**What you need to do**
Copy all lines below containing "people".

━━ The input

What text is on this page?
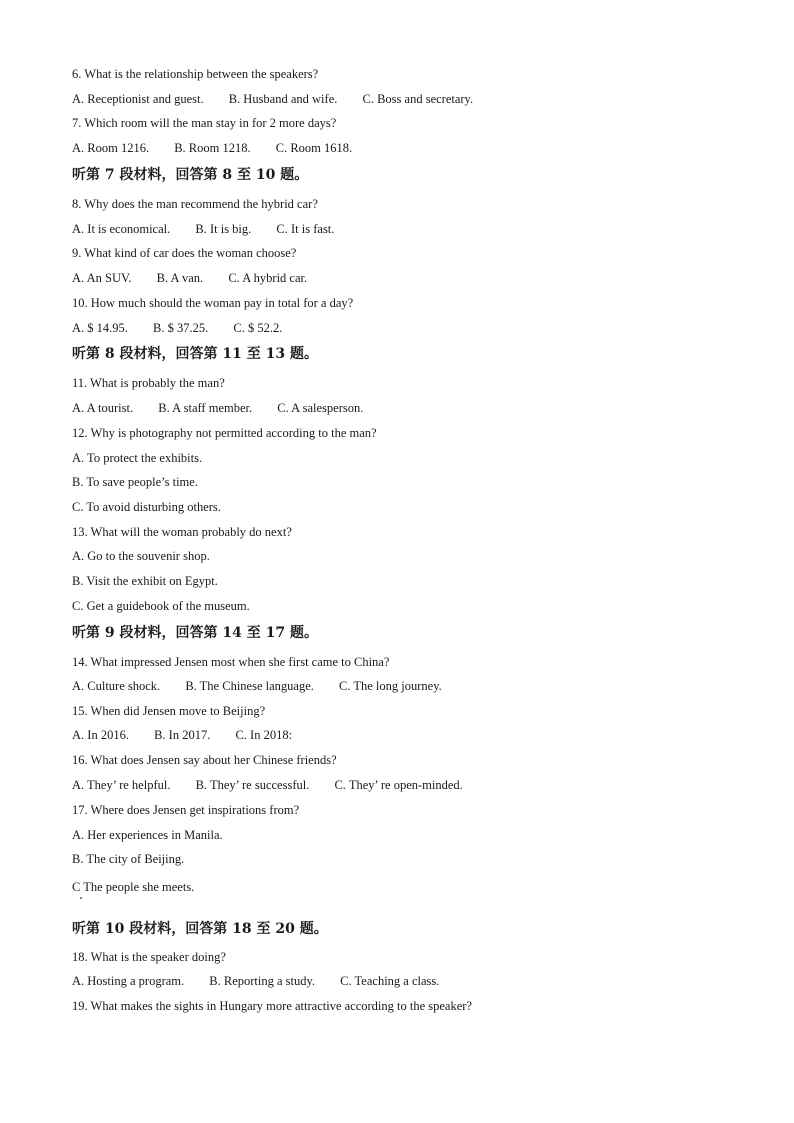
6. What is the relationship between the speakers?
A. Receptionist and guest. B. Husband and wife. C. Boss and secretary.
7. Which room will the man stay in for 2 more days?
A. Room 1216. B. Room 1218. C. Room 1618.
听第 7 段材料，回答第 8 至 10 题。
8. Why does the man recommend the hybrid car?
A. It is economical. B. It is big. C. It is fast.
9. What kind of car does the woman choose?
A. An SUV. B. A van. C. A hybrid car.
10. How much should the woman pay in total for a day?
A. $ 14.95. B. $ 37.25. C. $ 52.2.
听第 8 段材料，回答第 11 至 13 题。
11. What is probably the man?
A. A tourist. B. A staff member. C. A salesperson.
12. Why is photography not permitted according to the man?
A. To protect the exhibits.
B. To save people’s time.
C. To avoid disturbing others.
13. What will the woman probably do next?
A. Go to the souvenir shop.
B. Visit the exhibit on Egypt.
C. Get a guidebook of the museum.
听第 9 段材料，回答第 14 至 17 题。
14. What impressed Jensen most when she first came to China?
A. Culture shock. B. The Chinese language. C. The long journey.
15. When did Jensen move to Beijing?
A. In 2016. B. In 2017. C. In 2018:
16. What does Jensen say about her Chinese friends?
A. They’ re helpful. B. They’ re successful. C. They’ re open-minded.
17. Where does Jensen get inspirations from?
A. Her experiences in Manila.
B. The city of Beijing.
C The people she meets.
听第 10 段材料，回答第 18 至 20 题。
18. What is the speaker doing?
A. Hosting a program. B. Reporting a study. C. Teaching a class.
19. What makes the sights in Hungary more attractive according to the speaker?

━━━━

**Result**
B. To save people’s time.
C The people she meets.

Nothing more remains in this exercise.